**DATASET EXCERPTS**

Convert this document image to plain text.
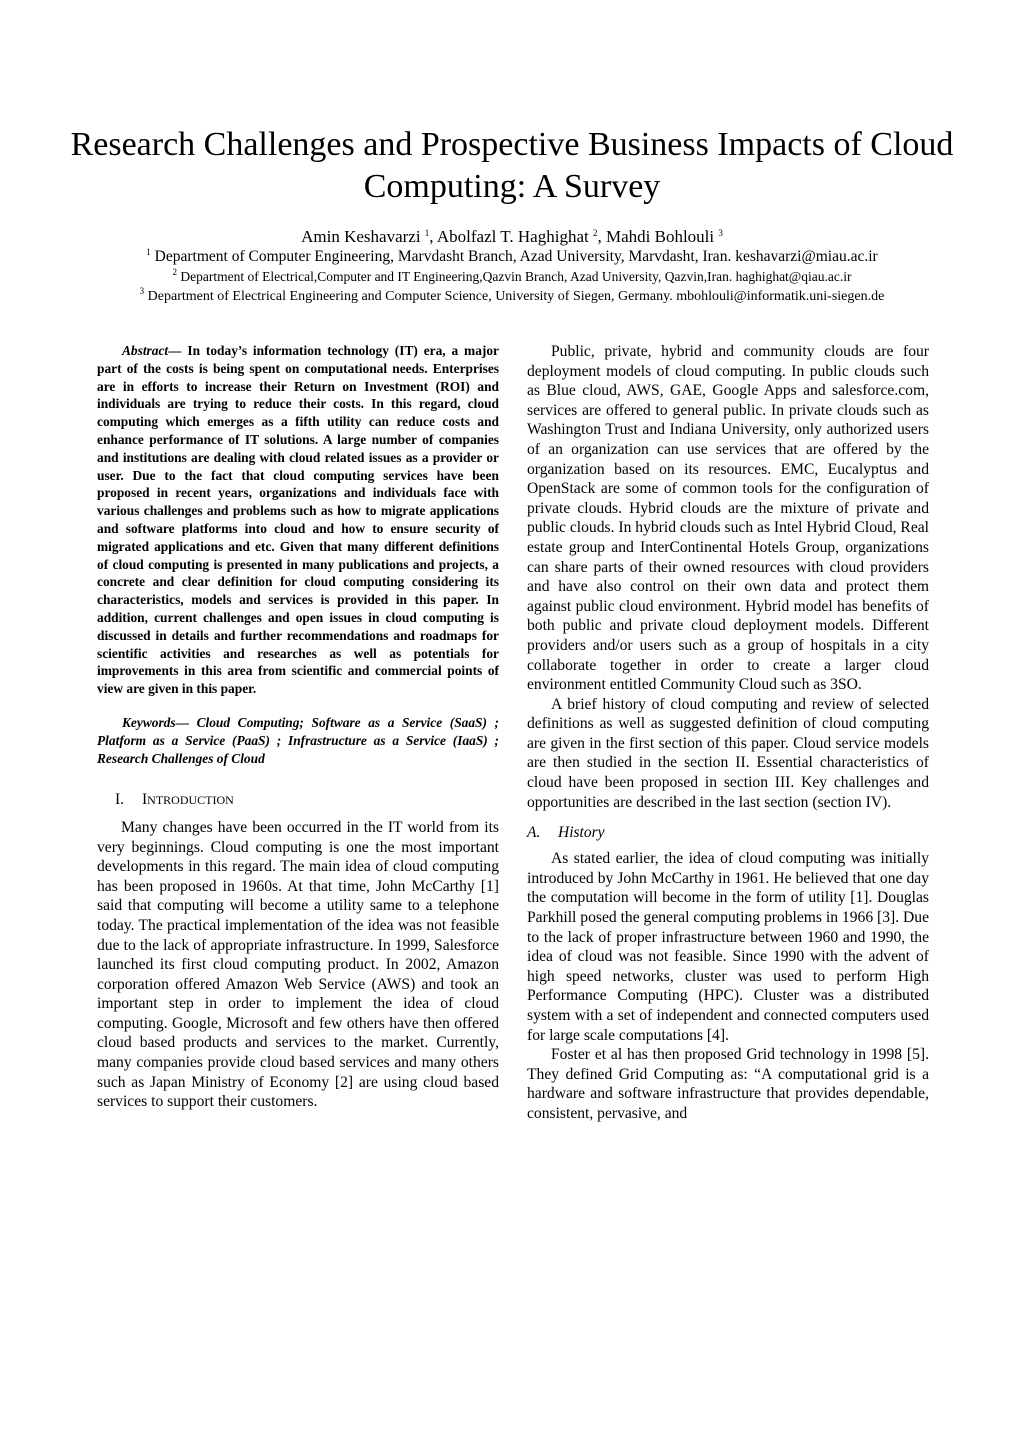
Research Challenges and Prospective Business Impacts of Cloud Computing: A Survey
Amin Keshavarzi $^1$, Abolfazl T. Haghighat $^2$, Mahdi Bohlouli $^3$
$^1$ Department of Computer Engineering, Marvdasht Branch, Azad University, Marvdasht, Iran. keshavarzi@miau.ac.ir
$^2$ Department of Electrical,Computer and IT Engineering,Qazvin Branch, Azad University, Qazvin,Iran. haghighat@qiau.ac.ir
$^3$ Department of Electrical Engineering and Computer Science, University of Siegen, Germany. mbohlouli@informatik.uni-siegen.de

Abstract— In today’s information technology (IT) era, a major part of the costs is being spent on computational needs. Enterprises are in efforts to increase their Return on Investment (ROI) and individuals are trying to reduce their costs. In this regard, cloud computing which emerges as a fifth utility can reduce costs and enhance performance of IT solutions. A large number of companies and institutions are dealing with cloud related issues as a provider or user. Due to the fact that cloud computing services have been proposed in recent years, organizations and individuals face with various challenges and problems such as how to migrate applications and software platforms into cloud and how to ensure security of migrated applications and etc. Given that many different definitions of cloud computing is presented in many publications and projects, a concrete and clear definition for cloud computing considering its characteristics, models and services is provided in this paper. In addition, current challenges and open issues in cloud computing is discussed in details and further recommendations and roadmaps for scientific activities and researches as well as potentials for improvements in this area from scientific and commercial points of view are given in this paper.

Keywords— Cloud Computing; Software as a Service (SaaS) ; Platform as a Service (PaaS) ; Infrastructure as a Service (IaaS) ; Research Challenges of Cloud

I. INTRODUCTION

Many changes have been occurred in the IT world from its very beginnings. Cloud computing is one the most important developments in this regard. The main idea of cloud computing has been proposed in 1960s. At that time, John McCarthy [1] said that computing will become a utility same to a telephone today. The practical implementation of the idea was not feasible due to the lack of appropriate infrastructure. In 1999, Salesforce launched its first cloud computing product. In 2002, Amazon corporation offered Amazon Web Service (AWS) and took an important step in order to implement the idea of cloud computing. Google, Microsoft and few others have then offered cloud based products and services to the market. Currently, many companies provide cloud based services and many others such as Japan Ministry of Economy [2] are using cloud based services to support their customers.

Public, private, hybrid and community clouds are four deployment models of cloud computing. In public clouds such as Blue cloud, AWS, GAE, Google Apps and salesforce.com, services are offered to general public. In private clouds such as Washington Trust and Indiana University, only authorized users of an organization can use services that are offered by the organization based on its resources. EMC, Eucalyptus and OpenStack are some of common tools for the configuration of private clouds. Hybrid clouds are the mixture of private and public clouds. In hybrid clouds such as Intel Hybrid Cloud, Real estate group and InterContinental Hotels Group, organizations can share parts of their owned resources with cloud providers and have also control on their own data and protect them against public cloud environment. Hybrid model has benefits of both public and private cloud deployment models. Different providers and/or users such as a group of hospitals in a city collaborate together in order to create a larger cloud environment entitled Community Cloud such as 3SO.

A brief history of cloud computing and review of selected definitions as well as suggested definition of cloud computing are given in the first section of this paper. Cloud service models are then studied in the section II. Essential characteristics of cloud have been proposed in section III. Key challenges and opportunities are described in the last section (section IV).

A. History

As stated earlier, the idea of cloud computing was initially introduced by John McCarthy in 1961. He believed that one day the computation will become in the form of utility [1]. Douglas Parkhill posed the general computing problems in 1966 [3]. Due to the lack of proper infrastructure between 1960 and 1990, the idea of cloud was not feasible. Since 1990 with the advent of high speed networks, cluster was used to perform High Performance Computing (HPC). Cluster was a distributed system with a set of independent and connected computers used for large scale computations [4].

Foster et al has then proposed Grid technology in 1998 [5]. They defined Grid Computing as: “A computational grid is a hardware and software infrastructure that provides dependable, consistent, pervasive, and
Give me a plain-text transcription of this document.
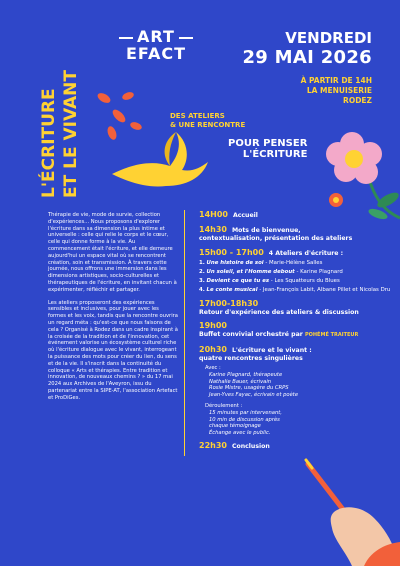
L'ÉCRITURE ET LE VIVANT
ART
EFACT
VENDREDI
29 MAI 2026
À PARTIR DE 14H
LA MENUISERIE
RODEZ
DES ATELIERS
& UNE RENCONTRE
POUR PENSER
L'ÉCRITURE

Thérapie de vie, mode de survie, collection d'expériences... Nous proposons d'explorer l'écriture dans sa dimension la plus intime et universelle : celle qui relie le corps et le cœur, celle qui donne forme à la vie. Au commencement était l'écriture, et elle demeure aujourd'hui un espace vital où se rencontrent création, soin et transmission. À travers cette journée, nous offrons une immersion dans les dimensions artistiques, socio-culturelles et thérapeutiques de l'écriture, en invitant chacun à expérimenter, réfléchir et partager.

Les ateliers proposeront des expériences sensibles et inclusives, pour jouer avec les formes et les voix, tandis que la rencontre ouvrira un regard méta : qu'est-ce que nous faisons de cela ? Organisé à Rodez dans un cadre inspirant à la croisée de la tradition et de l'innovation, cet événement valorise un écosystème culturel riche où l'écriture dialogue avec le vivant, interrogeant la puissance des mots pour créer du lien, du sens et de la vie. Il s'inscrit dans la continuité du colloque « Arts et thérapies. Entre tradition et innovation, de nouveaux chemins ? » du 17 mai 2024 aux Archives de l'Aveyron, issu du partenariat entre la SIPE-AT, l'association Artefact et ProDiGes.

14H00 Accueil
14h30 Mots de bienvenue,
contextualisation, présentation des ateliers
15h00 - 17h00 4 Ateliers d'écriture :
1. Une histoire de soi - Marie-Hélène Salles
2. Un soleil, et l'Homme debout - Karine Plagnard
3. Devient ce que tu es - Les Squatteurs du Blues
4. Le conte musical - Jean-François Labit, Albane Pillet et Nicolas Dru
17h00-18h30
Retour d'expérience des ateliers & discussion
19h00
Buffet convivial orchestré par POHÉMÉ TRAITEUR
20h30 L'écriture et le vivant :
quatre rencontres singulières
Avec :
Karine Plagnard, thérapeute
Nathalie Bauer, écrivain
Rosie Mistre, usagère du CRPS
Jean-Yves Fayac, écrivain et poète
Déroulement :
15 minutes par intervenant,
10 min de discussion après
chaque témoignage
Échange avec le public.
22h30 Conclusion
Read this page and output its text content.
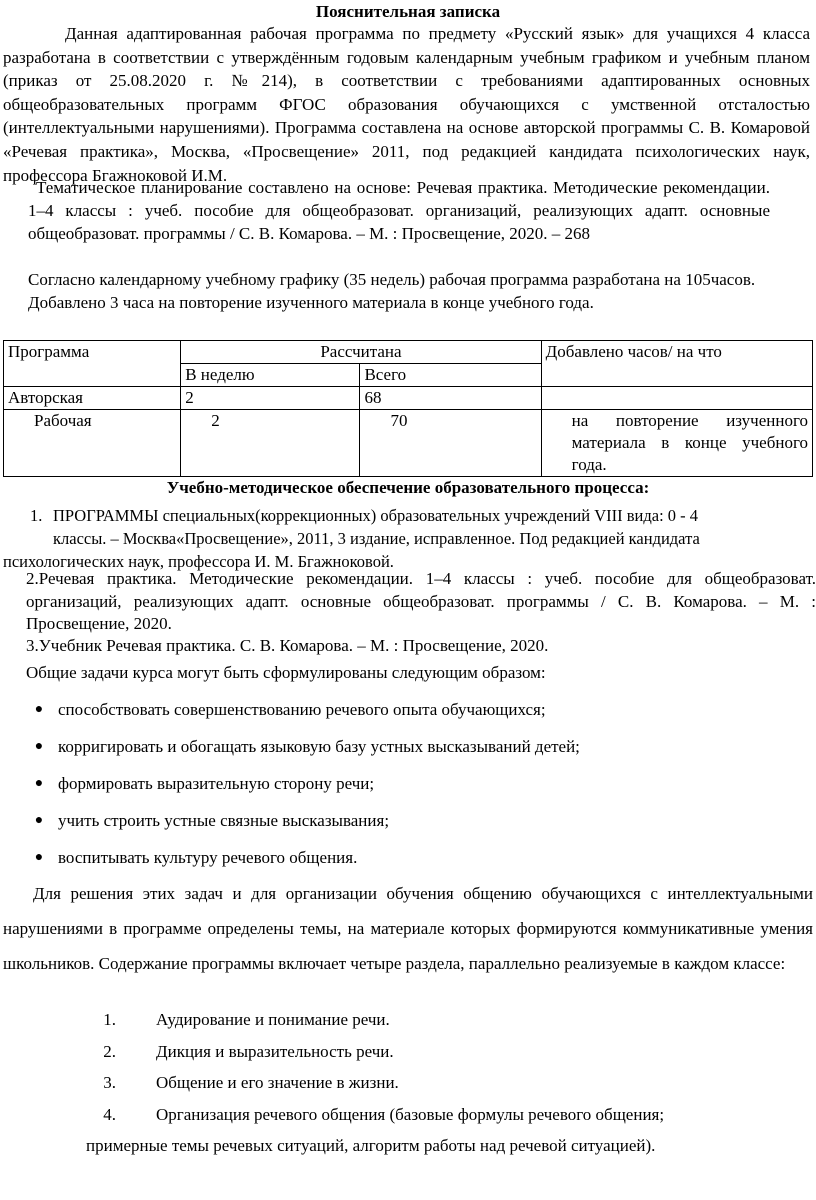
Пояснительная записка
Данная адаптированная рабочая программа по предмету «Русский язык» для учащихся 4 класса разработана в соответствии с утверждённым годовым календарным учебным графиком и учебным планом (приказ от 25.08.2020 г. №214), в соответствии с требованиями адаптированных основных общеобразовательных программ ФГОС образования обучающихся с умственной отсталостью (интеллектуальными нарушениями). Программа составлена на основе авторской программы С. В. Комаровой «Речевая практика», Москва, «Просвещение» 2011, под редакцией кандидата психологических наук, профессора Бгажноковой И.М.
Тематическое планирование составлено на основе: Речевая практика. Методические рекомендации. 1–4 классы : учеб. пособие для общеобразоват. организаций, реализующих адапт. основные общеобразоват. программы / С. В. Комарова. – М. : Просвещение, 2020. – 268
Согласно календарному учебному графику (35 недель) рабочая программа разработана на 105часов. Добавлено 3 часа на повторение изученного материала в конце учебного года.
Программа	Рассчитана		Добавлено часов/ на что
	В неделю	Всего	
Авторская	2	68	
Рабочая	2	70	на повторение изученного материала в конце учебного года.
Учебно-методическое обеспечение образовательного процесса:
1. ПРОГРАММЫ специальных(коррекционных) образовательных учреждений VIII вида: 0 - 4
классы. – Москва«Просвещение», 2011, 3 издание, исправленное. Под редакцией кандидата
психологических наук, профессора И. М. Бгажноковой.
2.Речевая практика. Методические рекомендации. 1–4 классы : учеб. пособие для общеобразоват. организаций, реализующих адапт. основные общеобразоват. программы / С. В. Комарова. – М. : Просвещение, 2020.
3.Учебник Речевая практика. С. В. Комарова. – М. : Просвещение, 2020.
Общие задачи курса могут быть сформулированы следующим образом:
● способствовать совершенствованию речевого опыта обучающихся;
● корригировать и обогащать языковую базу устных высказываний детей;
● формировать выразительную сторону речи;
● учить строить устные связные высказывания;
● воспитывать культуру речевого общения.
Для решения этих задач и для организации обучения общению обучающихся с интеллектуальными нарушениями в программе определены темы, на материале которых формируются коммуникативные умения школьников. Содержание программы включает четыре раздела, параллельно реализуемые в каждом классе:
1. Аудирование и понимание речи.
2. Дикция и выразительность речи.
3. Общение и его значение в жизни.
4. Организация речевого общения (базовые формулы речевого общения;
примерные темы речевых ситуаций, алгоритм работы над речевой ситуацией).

**TO BE DONE**
Check each line of the entries for the string "Jean". Copy the lines that have it.

**RESULT**
4. Le conte musical - Jean-François Labit, Albane Pillet et Nicolas Dru
Jean-Yves Fayac, écrivain et poète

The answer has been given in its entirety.